Excerpted passage.
A few weeks before Christmas, Time magazine began to make a weekly visit to our mailbox. When the first one arrived, I thought it was a mistake. And then the next one came and I noticed I had a year’s subscription and finally I realized someone had gifted me Time magazine for Christmas.
I do not read the magazine on a regular basis in fact hardly at all. But, I decided that since I had received it as a gift, I really should take time to page through it. And while it has been only a few issues I have seen, there seems to be a major theme surrounding most of the articles. We live in a world that is unfair.
There is truth in that. Not all opportunities seem open to all. There are judgements made based only on race, gender or long-held false beliefs. If you happen to be of a certain age group you get treated one way. But if you are too young or too old, it is different. And more often today, if you believe in Jesus, you are one of “those” people who live by outdated standards and believe in a myth. Or there are less important “unfair” examples like Tom Brady getting to the Super Bowl yet again. (Just not too proud of that admission!)
There is the unfairness that comes from within. I am “too tall, short, fat, skinny, ugly to be loved by anyone.” Whatever I try I will always fall short because I have no talent and everyone is better than me. That is just not fair.

Short exercise. Could you copy the passage on unfairness from "A few weeks" up to and including "that is unfair.", swapping "mailbox" for "doorstep"? None of the rows matter for this work.

Extracted material.

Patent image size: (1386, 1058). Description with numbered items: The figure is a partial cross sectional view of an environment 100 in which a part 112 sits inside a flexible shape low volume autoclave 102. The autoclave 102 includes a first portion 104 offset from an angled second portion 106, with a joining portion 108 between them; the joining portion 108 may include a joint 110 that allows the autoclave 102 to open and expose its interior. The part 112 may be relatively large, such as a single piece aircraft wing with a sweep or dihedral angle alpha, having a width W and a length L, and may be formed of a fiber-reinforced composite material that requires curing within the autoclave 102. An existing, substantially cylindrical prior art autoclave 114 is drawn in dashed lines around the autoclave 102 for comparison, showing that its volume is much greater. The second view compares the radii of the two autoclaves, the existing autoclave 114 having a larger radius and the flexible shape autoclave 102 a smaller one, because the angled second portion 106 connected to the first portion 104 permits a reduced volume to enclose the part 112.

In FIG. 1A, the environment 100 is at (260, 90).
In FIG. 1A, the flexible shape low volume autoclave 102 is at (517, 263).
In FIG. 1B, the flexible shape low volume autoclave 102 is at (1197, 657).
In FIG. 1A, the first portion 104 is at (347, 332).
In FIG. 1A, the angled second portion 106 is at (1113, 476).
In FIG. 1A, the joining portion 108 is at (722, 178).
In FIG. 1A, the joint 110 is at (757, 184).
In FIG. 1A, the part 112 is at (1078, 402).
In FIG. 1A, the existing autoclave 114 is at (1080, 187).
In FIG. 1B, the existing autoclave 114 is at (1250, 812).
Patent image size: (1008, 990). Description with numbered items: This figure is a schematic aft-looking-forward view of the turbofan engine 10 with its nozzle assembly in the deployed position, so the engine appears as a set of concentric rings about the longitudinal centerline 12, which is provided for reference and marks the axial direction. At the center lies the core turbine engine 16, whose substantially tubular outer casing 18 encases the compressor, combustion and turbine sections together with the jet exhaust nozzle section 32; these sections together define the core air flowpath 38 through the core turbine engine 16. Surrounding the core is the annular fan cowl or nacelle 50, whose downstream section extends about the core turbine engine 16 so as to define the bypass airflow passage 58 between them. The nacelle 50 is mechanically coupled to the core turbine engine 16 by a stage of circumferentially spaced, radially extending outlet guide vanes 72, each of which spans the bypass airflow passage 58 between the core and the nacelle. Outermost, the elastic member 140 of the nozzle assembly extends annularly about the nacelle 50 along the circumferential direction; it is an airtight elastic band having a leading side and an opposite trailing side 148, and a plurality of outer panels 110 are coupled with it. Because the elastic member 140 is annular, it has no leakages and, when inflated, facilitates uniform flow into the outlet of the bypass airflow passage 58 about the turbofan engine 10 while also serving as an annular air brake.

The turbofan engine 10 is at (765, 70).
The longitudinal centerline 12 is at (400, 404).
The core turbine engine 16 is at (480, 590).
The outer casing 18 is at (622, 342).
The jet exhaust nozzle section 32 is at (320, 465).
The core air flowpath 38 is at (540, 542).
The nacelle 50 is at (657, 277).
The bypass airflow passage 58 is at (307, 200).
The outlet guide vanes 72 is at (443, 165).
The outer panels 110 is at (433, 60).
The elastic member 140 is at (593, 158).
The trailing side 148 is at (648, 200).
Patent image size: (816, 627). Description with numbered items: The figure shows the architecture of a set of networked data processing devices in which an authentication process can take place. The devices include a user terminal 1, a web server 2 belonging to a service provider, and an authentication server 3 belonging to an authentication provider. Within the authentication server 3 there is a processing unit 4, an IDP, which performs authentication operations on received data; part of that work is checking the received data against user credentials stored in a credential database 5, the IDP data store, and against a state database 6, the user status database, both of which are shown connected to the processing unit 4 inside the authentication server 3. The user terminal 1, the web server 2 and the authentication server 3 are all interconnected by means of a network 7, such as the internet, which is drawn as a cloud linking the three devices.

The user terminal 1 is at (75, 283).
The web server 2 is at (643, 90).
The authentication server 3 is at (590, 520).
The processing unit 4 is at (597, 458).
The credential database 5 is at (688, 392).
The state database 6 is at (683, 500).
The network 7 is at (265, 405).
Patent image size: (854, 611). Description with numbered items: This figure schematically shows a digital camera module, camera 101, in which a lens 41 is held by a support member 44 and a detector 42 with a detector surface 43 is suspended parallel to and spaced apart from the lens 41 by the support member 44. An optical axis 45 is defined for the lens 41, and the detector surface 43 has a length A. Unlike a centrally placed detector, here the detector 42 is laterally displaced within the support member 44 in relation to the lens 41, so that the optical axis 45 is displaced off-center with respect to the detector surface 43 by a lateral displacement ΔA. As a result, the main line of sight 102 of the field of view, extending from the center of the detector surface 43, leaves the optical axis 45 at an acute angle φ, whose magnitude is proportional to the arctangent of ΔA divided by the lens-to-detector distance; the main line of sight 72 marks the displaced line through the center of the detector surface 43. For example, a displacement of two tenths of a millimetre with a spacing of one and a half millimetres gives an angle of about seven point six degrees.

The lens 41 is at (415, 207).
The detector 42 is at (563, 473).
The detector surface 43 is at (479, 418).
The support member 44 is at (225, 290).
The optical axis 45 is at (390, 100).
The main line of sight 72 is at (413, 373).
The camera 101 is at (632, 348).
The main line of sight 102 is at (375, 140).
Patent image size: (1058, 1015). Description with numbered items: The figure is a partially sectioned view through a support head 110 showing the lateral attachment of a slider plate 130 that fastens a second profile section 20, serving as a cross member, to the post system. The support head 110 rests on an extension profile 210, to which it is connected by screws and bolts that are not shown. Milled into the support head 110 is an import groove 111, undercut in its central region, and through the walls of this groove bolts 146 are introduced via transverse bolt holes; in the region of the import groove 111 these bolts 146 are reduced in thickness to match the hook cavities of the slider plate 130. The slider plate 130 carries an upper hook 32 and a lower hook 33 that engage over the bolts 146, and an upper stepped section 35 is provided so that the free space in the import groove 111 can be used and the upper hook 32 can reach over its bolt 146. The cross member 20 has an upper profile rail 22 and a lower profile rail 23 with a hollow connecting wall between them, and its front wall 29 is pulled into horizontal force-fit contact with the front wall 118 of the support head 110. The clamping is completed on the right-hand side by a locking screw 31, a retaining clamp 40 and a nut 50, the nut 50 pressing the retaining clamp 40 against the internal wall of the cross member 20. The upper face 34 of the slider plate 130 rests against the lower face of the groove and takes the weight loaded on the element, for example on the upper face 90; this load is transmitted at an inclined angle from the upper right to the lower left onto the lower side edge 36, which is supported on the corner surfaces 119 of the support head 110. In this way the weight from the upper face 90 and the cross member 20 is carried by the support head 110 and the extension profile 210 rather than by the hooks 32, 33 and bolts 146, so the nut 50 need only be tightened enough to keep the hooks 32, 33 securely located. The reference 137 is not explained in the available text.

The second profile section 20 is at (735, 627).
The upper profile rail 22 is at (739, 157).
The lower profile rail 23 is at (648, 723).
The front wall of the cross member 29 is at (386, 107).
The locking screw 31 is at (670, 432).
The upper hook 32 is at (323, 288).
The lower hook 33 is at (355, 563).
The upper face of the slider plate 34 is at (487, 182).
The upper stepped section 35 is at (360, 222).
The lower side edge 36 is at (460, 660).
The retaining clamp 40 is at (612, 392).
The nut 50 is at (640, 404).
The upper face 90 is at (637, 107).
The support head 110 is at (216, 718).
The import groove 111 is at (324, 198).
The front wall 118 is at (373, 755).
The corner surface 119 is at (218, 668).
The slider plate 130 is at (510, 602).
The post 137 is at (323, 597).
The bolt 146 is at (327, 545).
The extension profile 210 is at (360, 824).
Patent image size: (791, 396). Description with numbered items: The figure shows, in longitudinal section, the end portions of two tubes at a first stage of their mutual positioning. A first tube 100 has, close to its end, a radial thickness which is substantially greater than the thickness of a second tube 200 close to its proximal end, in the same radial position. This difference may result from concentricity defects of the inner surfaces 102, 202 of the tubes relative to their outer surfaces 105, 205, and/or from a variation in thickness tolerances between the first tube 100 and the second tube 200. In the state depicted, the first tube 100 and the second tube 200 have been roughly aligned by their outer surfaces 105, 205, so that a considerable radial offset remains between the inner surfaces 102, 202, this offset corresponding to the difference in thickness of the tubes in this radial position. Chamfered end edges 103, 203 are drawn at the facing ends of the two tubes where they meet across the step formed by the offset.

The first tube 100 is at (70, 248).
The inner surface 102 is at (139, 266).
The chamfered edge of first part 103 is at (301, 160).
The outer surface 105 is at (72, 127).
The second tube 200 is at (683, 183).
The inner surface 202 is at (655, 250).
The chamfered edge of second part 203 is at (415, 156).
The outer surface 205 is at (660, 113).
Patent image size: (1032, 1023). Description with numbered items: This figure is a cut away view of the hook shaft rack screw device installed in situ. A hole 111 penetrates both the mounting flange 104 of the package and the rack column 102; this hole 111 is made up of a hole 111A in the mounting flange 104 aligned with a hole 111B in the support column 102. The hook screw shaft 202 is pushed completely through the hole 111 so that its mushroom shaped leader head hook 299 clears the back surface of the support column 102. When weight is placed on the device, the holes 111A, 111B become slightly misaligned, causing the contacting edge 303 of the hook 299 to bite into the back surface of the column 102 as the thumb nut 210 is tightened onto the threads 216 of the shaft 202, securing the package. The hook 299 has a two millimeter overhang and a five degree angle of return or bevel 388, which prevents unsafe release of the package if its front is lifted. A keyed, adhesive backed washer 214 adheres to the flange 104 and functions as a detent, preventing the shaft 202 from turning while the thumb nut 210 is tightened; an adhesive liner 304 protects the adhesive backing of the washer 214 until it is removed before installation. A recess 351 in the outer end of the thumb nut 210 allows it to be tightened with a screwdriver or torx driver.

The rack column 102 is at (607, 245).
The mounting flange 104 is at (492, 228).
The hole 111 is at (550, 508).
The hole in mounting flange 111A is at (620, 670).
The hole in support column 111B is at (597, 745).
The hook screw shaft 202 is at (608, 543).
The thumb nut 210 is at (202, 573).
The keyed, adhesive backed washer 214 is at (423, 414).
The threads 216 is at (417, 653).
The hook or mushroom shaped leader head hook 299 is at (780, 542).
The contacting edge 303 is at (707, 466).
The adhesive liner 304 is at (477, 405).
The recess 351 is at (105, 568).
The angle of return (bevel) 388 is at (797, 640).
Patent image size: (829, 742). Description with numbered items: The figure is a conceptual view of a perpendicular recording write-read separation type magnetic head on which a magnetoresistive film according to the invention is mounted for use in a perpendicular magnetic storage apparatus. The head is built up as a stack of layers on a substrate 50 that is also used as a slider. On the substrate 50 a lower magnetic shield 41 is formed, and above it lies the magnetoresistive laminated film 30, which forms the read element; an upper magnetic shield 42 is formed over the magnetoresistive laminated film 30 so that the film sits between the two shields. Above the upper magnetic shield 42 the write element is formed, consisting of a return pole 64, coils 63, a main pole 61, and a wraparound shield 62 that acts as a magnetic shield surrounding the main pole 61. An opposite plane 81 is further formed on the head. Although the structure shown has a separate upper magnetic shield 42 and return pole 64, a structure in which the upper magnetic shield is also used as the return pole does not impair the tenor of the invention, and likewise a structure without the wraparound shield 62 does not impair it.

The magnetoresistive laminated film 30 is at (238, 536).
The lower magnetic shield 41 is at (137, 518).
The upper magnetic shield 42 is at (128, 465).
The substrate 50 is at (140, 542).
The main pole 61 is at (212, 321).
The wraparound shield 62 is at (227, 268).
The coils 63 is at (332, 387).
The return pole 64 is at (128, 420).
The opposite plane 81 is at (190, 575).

Task answer.
A few weeks before Christmas, Time magazine began to make a weekly visit to our doorstep. When the first one arrived, I thought it was a mistake. And then the next one came and I noticed I had a year’s subscription and finally I realized someone had gifted me Time magazine for Christmas.
I do not read the magazine on a regular basis in fact hardly at all. But, I decided that since I had received it as a gift, I really should take time to page through it. And while it has been only a few issues I have seen, there seems to be a major theme surrounding most of the articles. We live in a world that is unfair.